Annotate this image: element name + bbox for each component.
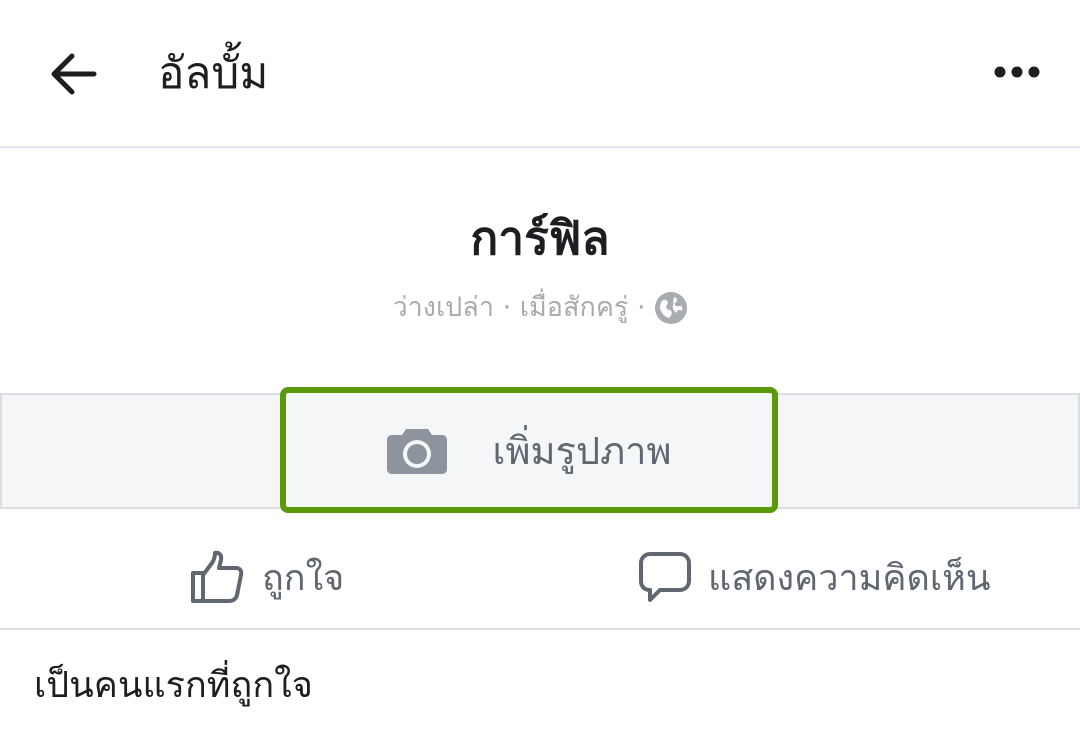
globe-icon[interactable] bbox=[654, 291, 688, 325]
camera-icon bbox=[386, 425, 448, 475]
arrow-left-icon bbox=[51, 53, 97, 95]
back-button[interactable] bbox=[38, 40, 110, 108]
comment-label: แสดงความคิดเห็น bbox=[708, 557, 991, 599]
like-button[interactable]: ถูกใจ bbox=[190, 542, 344, 612]
more-options-button[interactable] bbox=[982, 44, 1052, 100]
thumbs-up-icon bbox=[190, 549, 246, 605]
album-meta-text: ว่างเปล่า · เมื่อสักครู่ · bbox=[392, 292, 646, 323]
more-dots-icon bbox=[994, 66, 1040, 78]
page-title: อัลบั้ม bbox=[158, 48, 269, 99]
like-label: ถูกใจ bbox=[262, 557, 345, 599]
album-name: การ์ฟิล bbox=[470, 211, 610, 265]
action-bar: ถูกใจ แสดงความคิดเห็น bbox=[0, 520, 1080, 630]
comment-button[interactable]: แสดงความคิดเห็น bbox=[638, 542, 990, 612]
comment-bubble-icon bbox=[638, 550, 692, 604]
add-photo-label: เพิ่มรูปภาพ bbox=[492, 428, 672, 473]
album-meta: ว่างเปล่า · เมื่อสักครู่ · bbox=[0, 286, 1080, 330]
add-photo-button[interactable]: เพิ่มรูปภาพ bbox=[280, 387, 778, 513]
first-like-text: เป็นคนแรกที่ถูกใจ bbox=[34, 665, 313, 706]
top-bar: อัลบั้ม bbox=[0, 0, 1080, 148]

● ● ● ●

* **EXERCISE OBJECTIVE**: Rewrite the records above, replacing every "[interactable]" with "[clickable]" and changing nothing else. Leave the pictures out of your answer.

* **WRITTEN REPLY**:
Annotate this image: element name + bbox for each component.
globe-icon[clickable] bbox=[654, 291, 688, 325]
camera-icon bbox=[386, 425, 448, 475]
arrow-left-icon bbox=[51, 53, 97, 95]
back-button[clickable] bbox=[38, 40, 110, 108]
comment-label: แสดงความคิดเห็น bbox=[708, 557, 991, 599]
like-button[clickable]: ถูกใจ bbox=[190, 542, 344, 612]
more-options-button[clickable] bbox=[982, 44, 1052, 100]
thumbs-up-icon bbox=[190, 549, 246, 605]
album-meta-text: ว่างเปล่า · เมื่อสักครู่ · bbox=[392, 292, 646, 323]
more-dots-icon bbox=[994, 66, 1040, 78]
page-title: อัลบั้ม bbox=[158, 48, 269, 99]
like-label: ถูกใจ bbox=[262, 557, 345, 599]
album-name: การ์ฟิล bbox=[470, 211, 610, 265]
action-bar: ถูกใจ แสดงความคิดเห็น bbox=[0, 520, 1080, 630]
comment-button[clickable]: แสดงความคิดเห็น bbox=[638, 542, 990, 612]
comment-bubble-icon bbox=[638, 550, 692, 604]
add-photo-label: เพิ่มรูปภาพ bbox=[492, 428, 672, 473]
album-meta: ว่างเปล่า · เมื่อสักครู่ · bbox=[0, 286, 1080, 330]
add-photo-button[clickable]: เพิ่มรูปภาพ bbox=[280, 387, 778, 513]
first-like-text: เป็นคนแรกที่ถูกใจ bbox=[34, 665, 313, 706]
top-bar: อัลบั้ม bbox=[0, 0, 1080, 148]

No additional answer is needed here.